┌─ TEXT PROVIDED

While larger neighborhoods are typically going to be more skillful than smaller neighborhoods, this work finds that the skill should eventually asymptote or decrease if the base rate of the phenomena is much lower than the forecasted probabilities of the phenomena. In this case, expert tornado forecasts were 5% or less most of the time, but practically perfect probabilities of 50%+ could occur at small smoothing radii. If the forecast probabilities and observations in the FSS calculation differ sufficiently, eventually the FSS will decrease due to the probabilities saturating higher neighborhoods with values far above the base rate. When the base rate becomes sufficiently low, the numerator in the FSS equation becomes dominated by the low observational base rate, and the denominator becomes dominated by the high forecast probabilities. This mismatch leads to decreasing skill when the base rate of the observations is much different than the maximum forecast probability issued, like in our prior example of the practically perfect forecasts exceeding 50% while the expert tornado forecasts were frequently an order of magnitude less. This skill decrease can be visualized in the tornado subplots along vertical lines corresponding to some of the smaller smoothing radii (roughly 10–60 km). The probabilities of tornadoes were frequently much lower than the hail and wind forecast probabilities during the course of this study, resulting in the decreasing skill with larger neighborhood being more easily visualized with the tornado forecasts relative to the other hazards. Similar patterns were seen in tornado forecasts at all hours, and an idealized model with a fixed base rate and varying probabilistic forecasts showed similar behavior (not shown).

Tornadoes require the most smoothing of any of the three hazard types to maximize FSS. Wind forecasts maximize the FSS at the lowest smoothing level of all hazards for all forecast hours. This may be in part due to forecasters drawing larger areas for wind hazards, which can be created by multiple convective modes. Averaging σ values of each of the hazards and forecast hours, it is recommended to use σ = 70 km for the practically perfect hourly forecasts in future SFEs. However, these results also show that the WoFS expert forecasts maximized FSS at a lower σ than the No WoFS expert forecasts for most hazards at most hours, by 10–20 km. This signal is consistent enough that a lower σ may need to be used if WoFS is used for all hourly forecasts, and future work should evaluate experimental data from SFE 2022 (Clark et al. 2023) using this framework to determine if using WoFS merits a reduction in the amount of smoothing done in the practically perfect fields used for subjective evaluation.

4. Conclusions and future work

This work initially sought to answer four questions about short-term, hourly probabilistic forecasts generated during the 2021 Spring Forecasting Experiment (SFE). Those questions were: 1) How skillful are the hourly probabilistic forecasts? 2) How does WoFS impact the hourly probabilistic forecasts? 3) Are skill differences a function of the hazard being forecasted? and 4) How does a consensus forecast compare to those of expert forecasters?

Expert NWS forecasters and other SFE participants generated hourly probabilistic forecasts of tornadoes, wind, and hail valid at 2200–2300, 2300–0000, and 0000–0100 UTC. The expert forecasts were subjectively evaluated individually the following day, while the other participants’ forecasts were aggregated into a consensus. Some participants had access to WoFS, while others did not, setting up comparisons between those two groups, as well as comparisons between expert and consensus forecasts.

└─
┌─ THE INPUT

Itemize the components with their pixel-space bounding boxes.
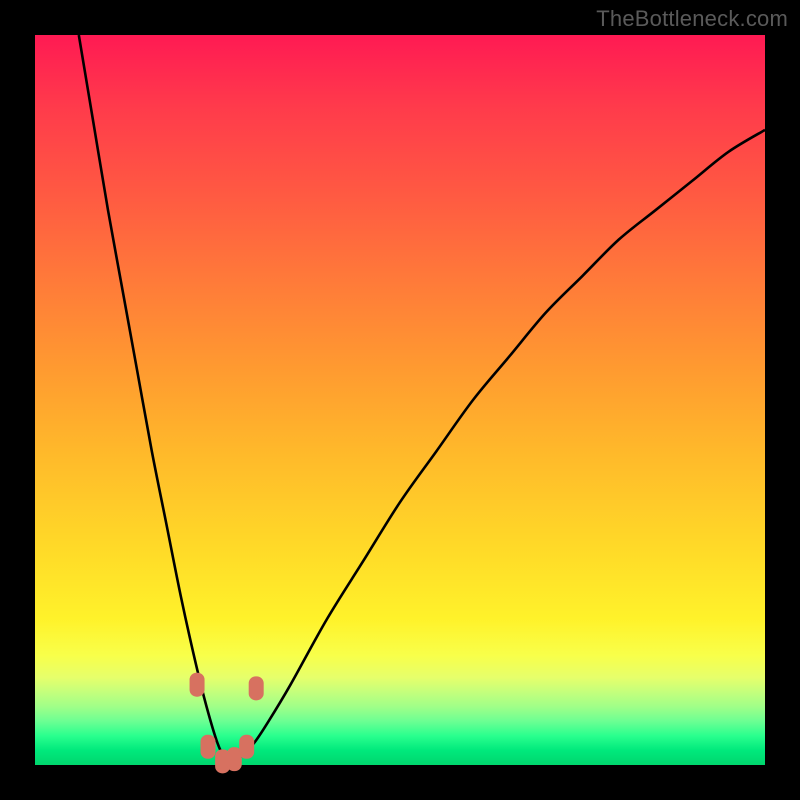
curve-marker-1 (201, 735, 216, 759)
marker-group (190, 673, 264, 774)
bottleneck-curve (79, 35, 765, 761)
curve-marker-4 (239, 735, 254, 759)
curve-marker-0 (190, 673, 205, 697)
attribution-text: TheBottleneck.com (596, 6, 788, 32)
curve-svg (35, 35, 765, 765)
curve-marker-5 (249, 676, 264, 700)
plot-area (35, 35, 765, 765)
chart-frame: TheBottleneck.com (0, 0, 800, 800)
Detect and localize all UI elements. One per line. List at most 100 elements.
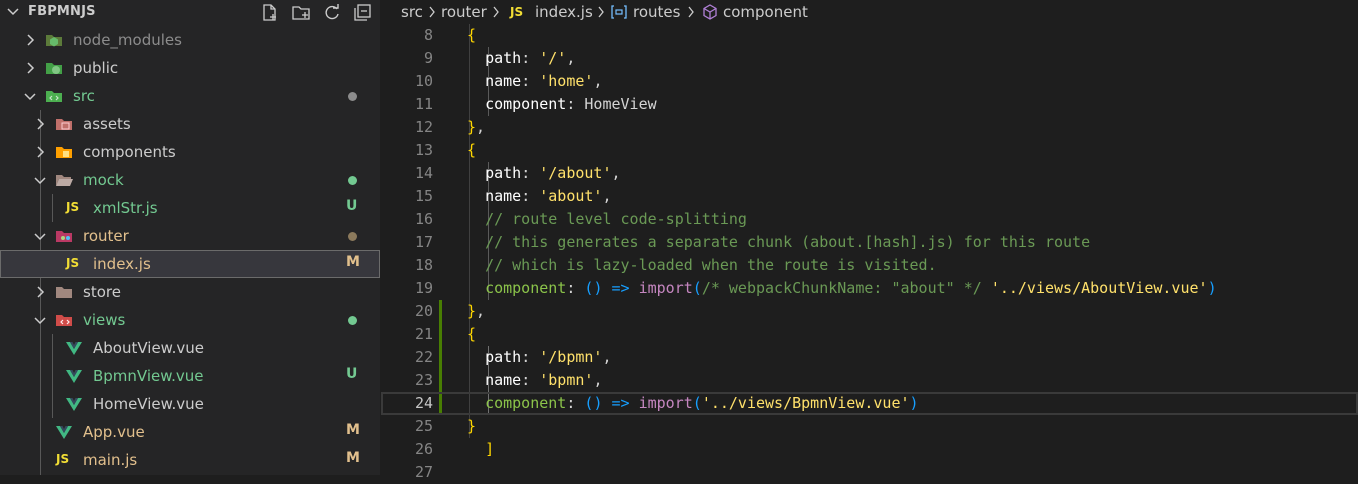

└─

-- DIRECTIVE 1 --
Copy the rows word for word, from their first line through the line containing "chart-frame: TheBottleneck.com (0, 0, 800, 800)", and leave out the pictures.
-- DIRECTIVE 2 --
Continue the text on the hourly hazard forecasts from the 2021 Spring Forecasting Experiment, starting after its final sentence.

-- RESPONSE 1 --
Itemize the components with their pixel-space bounding boxes.
curve-marker-1 (201, 735, 216, 759)
marker-group (190, 673, 264, 774)
bottleneck-curve (79, 35, 765, 761)
curve-marker-4 (239, 735, 254, 759)
curve-marker-0 (190, 673, 205, 697)
attribution-text: TheBottleneck.com (596, 6, 788, 32)
curve-svg (35, 35, 765, 765)
curve-marker-5 (249, 676, 264, 700)
plot-area (35, 35, 765, 765)
chart-frame: TheBottleneck.com (0, 0, 800, 800)

-- RESPONSE 2 --
To the initial question of forecast skill, this work found the hourly probabilistic forecasts to be quite skillful, having high areas under the ROC curve and FSSs on par with other work computing FSS with a binary observation field. The areas under the ROC curve show that the participants were able to separate events from nonevents within the WoFS domain, though reliability diagrams show that there is overforecasting occurring. There were some differences between the hazards, speaking to question 3, in that the tornado forecasts were the most reliable of any of the hazards while maintaining high AUCs. However, the tornado forecasts also had lower FSSs than hail or wind. Therefore, we find differences between the forecast skill of different hazards, but no clear “winner” in terms of which hazard was forecasted the best by our participants. The small sample size of the tornadoes over the hours considered in this study may limit the generalization of these results, and we recommend further testing over a larger sample of cases with tornado reports to examine whether the results would change for this hazard.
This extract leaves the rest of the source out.